* **WHAT IS ASKED**
Look through the listing for the word "Wind". Copy each line that has it.

* **EXCERPTED DATA**
------

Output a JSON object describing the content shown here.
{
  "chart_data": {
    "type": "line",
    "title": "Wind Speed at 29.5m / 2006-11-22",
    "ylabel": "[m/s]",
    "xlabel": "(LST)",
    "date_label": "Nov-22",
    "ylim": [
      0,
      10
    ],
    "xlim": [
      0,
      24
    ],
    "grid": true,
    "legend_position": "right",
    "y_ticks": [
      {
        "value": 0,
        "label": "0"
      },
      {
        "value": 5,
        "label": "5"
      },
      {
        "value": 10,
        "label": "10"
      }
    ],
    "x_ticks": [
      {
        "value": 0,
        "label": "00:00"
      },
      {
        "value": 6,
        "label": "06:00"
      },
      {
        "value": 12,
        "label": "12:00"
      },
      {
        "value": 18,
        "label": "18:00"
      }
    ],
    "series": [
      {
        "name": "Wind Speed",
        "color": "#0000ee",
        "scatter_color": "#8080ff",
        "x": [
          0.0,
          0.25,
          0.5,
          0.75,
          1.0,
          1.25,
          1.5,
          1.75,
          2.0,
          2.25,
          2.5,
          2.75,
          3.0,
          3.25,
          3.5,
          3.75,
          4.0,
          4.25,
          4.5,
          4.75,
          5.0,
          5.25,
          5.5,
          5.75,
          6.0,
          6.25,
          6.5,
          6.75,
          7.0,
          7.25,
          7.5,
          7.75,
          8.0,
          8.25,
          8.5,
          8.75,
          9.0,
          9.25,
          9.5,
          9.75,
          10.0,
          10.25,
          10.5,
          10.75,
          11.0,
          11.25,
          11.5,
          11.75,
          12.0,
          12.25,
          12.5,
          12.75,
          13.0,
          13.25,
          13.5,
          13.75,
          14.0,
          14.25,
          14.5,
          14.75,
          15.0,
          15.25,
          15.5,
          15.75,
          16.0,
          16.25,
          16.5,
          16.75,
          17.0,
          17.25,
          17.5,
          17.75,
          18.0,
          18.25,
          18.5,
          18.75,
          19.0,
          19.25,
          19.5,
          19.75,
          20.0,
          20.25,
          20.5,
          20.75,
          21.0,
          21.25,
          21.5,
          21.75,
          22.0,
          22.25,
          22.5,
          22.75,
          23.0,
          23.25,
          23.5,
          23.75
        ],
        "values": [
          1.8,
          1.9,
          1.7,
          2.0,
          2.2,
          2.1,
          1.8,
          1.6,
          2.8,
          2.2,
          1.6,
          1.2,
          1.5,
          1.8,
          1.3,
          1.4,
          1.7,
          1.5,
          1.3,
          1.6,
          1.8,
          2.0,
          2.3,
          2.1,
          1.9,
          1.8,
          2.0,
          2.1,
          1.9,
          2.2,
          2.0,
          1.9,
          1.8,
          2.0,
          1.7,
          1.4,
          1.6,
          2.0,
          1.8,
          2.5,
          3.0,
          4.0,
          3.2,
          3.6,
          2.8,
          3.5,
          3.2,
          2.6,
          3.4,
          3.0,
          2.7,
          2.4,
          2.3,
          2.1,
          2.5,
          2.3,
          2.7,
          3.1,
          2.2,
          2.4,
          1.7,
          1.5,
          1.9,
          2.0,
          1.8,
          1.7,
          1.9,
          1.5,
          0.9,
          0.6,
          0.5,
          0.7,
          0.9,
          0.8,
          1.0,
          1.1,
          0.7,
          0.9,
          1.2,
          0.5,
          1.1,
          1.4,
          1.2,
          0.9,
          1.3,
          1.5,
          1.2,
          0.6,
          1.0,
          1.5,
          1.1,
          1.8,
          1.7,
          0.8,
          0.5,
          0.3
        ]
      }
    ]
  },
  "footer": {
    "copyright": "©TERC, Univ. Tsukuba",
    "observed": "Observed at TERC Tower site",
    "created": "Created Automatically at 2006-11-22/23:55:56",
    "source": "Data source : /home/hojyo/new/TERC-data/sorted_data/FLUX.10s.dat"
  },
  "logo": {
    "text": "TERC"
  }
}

------

* **PROBLEM SOLUTION**
    "title": "Wind Speed at 29.5m / 2006-11-22",
        "name": "Wind Speed",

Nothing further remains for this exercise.